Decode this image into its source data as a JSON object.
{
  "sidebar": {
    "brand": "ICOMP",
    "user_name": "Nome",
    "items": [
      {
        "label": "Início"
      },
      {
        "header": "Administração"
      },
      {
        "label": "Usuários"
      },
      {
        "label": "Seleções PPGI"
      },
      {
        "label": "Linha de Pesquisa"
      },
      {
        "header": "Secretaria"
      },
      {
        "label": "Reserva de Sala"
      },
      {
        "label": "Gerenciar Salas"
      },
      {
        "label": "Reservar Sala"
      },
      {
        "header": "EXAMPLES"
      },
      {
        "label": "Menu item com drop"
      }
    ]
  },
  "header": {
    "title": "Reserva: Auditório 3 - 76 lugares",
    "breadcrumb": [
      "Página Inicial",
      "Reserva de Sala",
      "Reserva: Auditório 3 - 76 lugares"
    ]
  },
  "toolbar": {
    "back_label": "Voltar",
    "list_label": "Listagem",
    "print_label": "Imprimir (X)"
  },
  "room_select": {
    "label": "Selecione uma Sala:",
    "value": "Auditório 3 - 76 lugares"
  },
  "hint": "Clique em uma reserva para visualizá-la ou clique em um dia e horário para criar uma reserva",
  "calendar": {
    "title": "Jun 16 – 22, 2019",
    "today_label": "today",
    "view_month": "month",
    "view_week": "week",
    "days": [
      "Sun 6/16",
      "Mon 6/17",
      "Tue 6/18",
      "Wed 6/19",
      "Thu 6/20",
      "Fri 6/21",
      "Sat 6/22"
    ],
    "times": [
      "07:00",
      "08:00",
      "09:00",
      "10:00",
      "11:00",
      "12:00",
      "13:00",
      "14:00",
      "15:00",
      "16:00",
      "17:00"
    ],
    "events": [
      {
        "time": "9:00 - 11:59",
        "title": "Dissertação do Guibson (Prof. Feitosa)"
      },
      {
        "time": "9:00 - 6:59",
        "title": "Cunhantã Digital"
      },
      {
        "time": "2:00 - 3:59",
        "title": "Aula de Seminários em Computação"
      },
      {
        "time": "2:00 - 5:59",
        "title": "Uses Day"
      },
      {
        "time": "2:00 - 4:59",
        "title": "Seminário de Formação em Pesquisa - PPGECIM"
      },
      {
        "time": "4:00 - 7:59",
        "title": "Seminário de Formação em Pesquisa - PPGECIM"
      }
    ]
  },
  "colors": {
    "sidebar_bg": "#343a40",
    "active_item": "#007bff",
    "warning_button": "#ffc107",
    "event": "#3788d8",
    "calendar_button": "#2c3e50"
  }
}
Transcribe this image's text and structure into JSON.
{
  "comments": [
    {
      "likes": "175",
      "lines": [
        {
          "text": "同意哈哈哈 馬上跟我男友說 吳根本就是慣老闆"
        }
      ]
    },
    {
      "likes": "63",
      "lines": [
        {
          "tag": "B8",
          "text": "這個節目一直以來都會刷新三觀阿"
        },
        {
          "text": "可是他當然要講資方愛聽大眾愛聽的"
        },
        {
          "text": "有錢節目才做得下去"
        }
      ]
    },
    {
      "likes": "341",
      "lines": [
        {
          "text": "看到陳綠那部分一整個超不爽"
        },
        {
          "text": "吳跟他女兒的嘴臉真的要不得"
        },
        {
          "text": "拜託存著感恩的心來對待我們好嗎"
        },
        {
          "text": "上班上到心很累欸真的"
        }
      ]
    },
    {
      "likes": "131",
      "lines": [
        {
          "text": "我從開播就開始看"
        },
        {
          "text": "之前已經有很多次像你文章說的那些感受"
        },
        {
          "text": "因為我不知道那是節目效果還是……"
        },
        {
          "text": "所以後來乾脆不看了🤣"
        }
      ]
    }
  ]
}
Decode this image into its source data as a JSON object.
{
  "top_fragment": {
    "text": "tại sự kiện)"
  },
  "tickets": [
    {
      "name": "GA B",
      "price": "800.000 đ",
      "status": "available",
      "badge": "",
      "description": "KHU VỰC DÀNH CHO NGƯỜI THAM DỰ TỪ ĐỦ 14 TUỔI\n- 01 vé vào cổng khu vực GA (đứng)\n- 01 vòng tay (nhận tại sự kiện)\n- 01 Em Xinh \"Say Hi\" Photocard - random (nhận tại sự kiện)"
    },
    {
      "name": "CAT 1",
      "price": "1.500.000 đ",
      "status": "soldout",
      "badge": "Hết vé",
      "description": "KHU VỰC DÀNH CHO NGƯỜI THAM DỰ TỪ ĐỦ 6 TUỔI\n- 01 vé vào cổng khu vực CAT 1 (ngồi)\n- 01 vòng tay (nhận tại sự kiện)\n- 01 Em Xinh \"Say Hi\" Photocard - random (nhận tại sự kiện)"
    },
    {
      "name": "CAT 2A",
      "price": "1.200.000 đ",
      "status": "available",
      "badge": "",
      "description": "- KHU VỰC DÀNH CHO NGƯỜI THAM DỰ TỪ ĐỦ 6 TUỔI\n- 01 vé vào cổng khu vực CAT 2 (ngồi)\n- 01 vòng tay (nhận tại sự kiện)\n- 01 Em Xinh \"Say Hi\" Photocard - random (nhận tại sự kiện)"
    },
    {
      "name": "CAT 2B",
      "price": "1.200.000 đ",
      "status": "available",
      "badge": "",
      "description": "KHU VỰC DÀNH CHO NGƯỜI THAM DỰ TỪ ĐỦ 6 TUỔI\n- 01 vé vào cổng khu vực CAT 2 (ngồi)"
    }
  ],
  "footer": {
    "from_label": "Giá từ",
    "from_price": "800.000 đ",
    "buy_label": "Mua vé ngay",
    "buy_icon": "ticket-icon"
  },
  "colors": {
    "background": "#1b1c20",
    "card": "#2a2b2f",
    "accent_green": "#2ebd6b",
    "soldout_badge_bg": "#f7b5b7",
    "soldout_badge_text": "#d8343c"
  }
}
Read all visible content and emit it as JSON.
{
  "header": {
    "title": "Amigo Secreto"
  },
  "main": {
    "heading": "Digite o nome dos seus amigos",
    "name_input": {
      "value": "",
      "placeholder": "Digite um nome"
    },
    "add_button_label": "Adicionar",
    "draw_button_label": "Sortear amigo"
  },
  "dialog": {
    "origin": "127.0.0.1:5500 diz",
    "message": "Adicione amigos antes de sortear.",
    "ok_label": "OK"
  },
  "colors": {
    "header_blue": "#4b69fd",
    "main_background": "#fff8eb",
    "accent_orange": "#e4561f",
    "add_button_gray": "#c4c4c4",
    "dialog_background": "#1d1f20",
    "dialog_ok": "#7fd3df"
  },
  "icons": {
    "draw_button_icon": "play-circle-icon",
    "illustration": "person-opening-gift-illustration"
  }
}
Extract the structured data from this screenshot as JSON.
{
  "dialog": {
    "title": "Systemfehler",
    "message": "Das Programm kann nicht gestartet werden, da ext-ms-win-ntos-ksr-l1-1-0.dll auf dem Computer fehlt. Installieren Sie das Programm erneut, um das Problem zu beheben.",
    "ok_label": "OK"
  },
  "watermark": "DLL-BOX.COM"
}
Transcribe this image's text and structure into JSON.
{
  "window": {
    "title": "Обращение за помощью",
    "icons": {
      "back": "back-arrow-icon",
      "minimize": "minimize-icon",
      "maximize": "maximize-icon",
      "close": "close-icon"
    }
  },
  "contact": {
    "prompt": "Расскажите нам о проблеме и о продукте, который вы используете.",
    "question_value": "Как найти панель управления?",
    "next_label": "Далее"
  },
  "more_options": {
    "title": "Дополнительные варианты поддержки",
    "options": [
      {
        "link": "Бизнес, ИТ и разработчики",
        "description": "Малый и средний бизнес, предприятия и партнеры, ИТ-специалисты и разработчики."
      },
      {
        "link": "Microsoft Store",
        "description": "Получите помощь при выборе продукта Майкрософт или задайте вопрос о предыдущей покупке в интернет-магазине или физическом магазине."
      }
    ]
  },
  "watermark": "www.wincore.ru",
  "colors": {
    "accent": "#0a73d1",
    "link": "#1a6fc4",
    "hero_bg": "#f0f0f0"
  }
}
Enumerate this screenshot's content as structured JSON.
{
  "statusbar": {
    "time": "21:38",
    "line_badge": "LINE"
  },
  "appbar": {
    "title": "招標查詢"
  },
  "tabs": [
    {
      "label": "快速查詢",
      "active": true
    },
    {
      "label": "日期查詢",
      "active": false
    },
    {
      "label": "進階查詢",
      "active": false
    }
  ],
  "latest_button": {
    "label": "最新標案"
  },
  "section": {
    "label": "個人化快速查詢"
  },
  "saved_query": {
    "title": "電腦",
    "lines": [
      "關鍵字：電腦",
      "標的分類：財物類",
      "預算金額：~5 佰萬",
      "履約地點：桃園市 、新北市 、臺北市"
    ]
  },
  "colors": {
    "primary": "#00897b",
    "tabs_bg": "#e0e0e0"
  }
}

:::::

— Task objective —
Your answer should be a single number: the count of lines in the entries that contain the word "nhận".

— Result of this exercise —
3